## REQUIRED WORK
Reproduce all entries verbatim, with nothing added or dropped.

══ DATA FOR THIS TASK

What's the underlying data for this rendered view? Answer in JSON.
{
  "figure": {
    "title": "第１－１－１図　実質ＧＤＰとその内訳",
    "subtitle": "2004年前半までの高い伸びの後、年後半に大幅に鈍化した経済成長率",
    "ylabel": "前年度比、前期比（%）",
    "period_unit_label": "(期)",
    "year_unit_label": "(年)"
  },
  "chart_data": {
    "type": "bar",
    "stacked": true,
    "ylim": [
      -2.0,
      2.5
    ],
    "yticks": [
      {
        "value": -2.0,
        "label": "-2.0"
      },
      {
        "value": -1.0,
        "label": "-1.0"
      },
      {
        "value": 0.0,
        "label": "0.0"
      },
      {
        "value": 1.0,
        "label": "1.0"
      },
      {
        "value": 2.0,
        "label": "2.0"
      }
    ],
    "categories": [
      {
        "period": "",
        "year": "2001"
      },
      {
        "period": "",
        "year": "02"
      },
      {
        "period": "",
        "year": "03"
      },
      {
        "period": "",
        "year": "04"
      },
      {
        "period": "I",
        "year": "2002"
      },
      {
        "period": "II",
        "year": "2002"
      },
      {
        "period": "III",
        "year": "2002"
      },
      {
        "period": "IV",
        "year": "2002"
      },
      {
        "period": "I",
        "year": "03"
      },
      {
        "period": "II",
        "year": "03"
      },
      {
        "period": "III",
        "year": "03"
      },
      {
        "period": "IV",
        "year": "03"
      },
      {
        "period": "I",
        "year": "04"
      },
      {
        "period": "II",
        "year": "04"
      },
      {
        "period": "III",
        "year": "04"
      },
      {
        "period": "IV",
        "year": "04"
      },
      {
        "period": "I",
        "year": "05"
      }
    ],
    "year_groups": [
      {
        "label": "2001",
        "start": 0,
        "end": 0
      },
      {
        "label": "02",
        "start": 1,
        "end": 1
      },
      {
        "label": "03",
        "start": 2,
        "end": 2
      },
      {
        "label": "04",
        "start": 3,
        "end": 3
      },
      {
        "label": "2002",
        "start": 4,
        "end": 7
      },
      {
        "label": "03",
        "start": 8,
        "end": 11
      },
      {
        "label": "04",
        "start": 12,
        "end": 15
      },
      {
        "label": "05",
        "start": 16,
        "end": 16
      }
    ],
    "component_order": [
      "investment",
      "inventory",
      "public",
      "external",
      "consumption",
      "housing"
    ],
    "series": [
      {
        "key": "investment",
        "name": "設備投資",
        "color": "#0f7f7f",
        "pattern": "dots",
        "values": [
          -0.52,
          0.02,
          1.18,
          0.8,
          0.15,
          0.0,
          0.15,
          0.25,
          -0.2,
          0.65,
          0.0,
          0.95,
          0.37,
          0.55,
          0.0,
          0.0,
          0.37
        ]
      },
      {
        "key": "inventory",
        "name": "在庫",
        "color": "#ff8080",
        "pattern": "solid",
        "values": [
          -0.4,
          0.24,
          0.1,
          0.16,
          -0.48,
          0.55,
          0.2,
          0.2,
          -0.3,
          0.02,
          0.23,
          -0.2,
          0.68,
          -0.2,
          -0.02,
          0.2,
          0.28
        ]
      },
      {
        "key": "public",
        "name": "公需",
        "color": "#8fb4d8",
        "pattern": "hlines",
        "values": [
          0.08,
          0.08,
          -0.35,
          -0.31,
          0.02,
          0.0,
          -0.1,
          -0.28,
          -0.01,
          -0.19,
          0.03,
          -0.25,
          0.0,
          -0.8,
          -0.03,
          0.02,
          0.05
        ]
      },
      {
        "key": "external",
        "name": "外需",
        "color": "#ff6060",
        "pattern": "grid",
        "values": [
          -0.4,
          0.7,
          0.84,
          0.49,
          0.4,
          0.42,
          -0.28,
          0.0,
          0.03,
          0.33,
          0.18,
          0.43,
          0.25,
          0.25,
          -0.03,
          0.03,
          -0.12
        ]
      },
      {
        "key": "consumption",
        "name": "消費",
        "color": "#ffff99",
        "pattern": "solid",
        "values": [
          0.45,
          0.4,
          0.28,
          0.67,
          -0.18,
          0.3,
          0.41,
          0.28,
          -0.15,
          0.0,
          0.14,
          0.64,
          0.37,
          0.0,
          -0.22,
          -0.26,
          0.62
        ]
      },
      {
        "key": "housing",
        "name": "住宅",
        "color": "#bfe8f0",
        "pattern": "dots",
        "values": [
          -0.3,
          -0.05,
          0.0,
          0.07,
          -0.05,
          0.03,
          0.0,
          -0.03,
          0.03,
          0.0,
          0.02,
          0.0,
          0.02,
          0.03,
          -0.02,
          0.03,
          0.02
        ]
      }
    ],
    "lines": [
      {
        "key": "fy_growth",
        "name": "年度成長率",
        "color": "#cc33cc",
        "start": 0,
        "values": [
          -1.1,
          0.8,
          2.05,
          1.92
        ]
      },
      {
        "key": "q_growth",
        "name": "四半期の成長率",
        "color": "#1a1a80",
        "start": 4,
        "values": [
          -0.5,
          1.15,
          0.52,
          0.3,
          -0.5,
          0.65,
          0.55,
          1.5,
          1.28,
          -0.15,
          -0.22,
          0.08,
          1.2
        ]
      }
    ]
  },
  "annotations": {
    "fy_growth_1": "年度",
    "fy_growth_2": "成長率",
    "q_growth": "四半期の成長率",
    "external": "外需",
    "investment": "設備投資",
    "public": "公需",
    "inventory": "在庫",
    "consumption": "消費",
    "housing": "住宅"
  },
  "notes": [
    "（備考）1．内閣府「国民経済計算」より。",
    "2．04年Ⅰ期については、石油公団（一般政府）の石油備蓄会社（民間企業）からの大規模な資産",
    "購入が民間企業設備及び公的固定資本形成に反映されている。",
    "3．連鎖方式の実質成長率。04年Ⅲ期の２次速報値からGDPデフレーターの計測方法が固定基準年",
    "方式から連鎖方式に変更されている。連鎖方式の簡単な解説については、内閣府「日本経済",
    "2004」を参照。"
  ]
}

════

## RESPONSE
What's the underlying data for this rendered view? Answer in JSON.
{
  "figure": {
    "title": "第１－１－１図　実質ＧＤＰとその内訳",
    "subtitle": "2004年前半までの高い伸びの後、年後半に大幅に鈍化した経済成長率",
    "ylabel": "前年度比、前期比（%）",
    "period_unit_label": "(期)",
    "year_unit_label": "(年)"
  },
  "chart_data": {
    "type": "bar",
    "stacked": true,
    "ylim": [
      -2.0,
      2.5
    ],
    "yticks": [
      {
        "value": -2.0,
        "label": "-2.0"
      },
      {
        "value": -1.0,
        "label": "-1.0"
      },
      {
        "value": 0.0,
        "label": "0.0"
      },
      {
        "value": 1.0,
        "label": "1.0"
      },
      {
        "value": 2.0,
        "label": "2.0"
      }
    ],
    "categories": [
      {
        "period": "",
        "year": "2001"
      },
      {
        "period": "",
        "year": "02"
      },
      {
        "period": "",
        "year": "03"
      },
      {
        "period": "",
        "year": "04"
      },
      {
        "period": "I",
        "year": "2002"
      },
      {
        "period": "II",
        "year": "2002"
      },
      {
        "period": "III",
        "year": "2002"
      },
      {
        "period": "IV",
        "year": "2002"
      },
      {
        "period": "I",
        "year": "03"
      },
      {
        "period": "II",
        "year": "03"
      },
      {
        "period": "III",
        "year": "03"
      },
      {
        "period": "IV",
        "year": "03"
      },
      {
        "period": "I",
        "year": "04"
      },
      {
        "period": "II",
        "year": "04"
      },
      {
        "period": "III",
        "year": "04"
      },
      {
        "period": "IV",
        "year": "04"
      },
      {
        "period": "I",
        "year": "05"
      }
    ],
    "year_groups": [
      {
        "label": "2001",
        "start": 0,
        "end": 0
      },
      {
        "label": "02",
        "start": 1,
        "end": 1
      },
      {
        "label": "03",
        "start": 2,
        "end": 2
      },
      {
        "label": "04",
        "start": 3,
        "end": 3
      },
      {
        "label": "2002",
        "start": 4,
        "end": 7
      },
      {
        "label": "03",
        "start": 8,
        "end": 11
      },
      {
        "label": "04",
        "start": 12,
        "end": 15
      },
      {
        "label": "05",
        "start": 16,
        "end": 16
      }
    ],
    "component_order": [
      "investment",
      "inventory",
      "public",
      "external",
      "consumption",
      "housing"
    ],
    "series": [
      {
        "key": "investment",
        "name": "設備投資",
        "color": "#0f7f7f",
        "pattern": "dots",
        "values": [
          -0.52,
          0.02,
          1.18,
          0.8,
          0.15,
          0.0,
          0.15,
          0.25,
          -0.2,
          0.65,
          0.0,
          0.95,
          0.37,
          0.55,
          0.0,
          0.0,
          0.37
        ]
      },
      {
        "key": "inventory",
        "name": "在庫",
        "color": "#ff8080",
        "pattern": "solid",
        "values": [
          -0.4,
          0.24,
          0.1,
          0.16,
          -0.48,
          0.55,
          0.2,
          0.2,
          -0.3,
          0.02,
          0.23,
          -0.2,
          0.68,
          -0.2,
          -0.02,
          0.2,
          0.28
        ]
      },
      {
        "key": "public",
        "name": "公需",
        "color": "#8fb4d8",
        "pattern": "hlines",
        "values": [
          0.08,
          0.08,
          -0.35,
          -0.31,
          0.02,
          0.0,
          -0.1,
          -0.28,
          -0.01,
          -0.19,
          0.03,
          -0.25,
          0.0,
          -0.8,
          -0.03,
          0.02,
          0.05
        ]
      },
      {
        "key": "external",
        "name": "外需",
        "color": "#ff6060",
        "pattern": "grid",
        "values": [
          -0.4,
          0.7,
          0.84,
          0.49,
          0.4,
          0.42,
          -0.28,
          0.0,
          0.03,
          0.33,
          0.18,
          0.43,
          0.25,
          0.25,
          -0.03,
          0.03,
          -0.12
        ]
      },
      {
        "key": "consumption",
        "name": "消費",
        "color": "#ffff99",
        "pattern": "solid",
        "values": [
          0.45,
          0.4,
          0.28,
          0.67,
          -0.18,
          0.3,
          0.41,
          0.28,
          -0.15,
          0.0,
          0.14,
          0.64,
          0.37,
          0.0,
          -0.22,
          -0.26,
          0.62
        ]
      },
      {
        "key": "housing",
        "name": "住宅",
        "color": "#bfe8f0",
        "pattern": "dots",
        "values": [
          -0.3,
          -0.05,
          0.0,
          0.07,
          -0.05,
          0.03,
          0.0,
          -0.03,
          0.03,
          0.0,
          0.02,
          0.0,
          0.02,
          0.03,
          -0.02,
          0.03,
          0.02
        ]
      }
    ],
    "lines": [
      {
        "key": "fy_growth",
        "name": "年度成長率",
        "color": "#cc33cc",
        "start": 0,
        "values": [
          -1.1,
          0.8,
          2.05,
          1.92
        ]
      },
      {
        "key": "q_growth",
        "name": "四半期の成長率",
        "color": "#1a1a80",
        "start": 4,
        "values": [
          -0.5,
          1.15,
          0.52,
          0.3,
          -0.5,
          0.65,
          0.55,
          1.5,
          1.28,
          -0.15,
          -0.22,
          0.08,
          1.2
        ]
      }
    ]
  },
  "annotations": {
    "fy_growth_1": "年度",
    "fy_growth_2": "成長率",
    "q_growth": "四半期の成長率",
    "external": "外需",
    "investment": "設備投資",
    "public": "公需",
    "inventory": "在庫",
    "consumption": "消費",
    "housing": "住宅"
  },
  "notes": [
    "（備考）1．内閣府「国民経済計算」より。",
    "2．04年Ⅰ期については、石油公団（一般政府）の石油備蓄会社（民間企業）からの大規模な資産",
    "購入が民間企業設備及び公的固定資本形成に反映されている。",
    "3．連鎖方式の実質成長率。04年Ⅲ期の２次速報値からGDPデフレーターの計測方法が固定基準年",
    "方式から連鎖方式に変更されている。連鎖方式の簡単な解説については、内閣府「日本経済",
    "2004」を参照。"
  ]
}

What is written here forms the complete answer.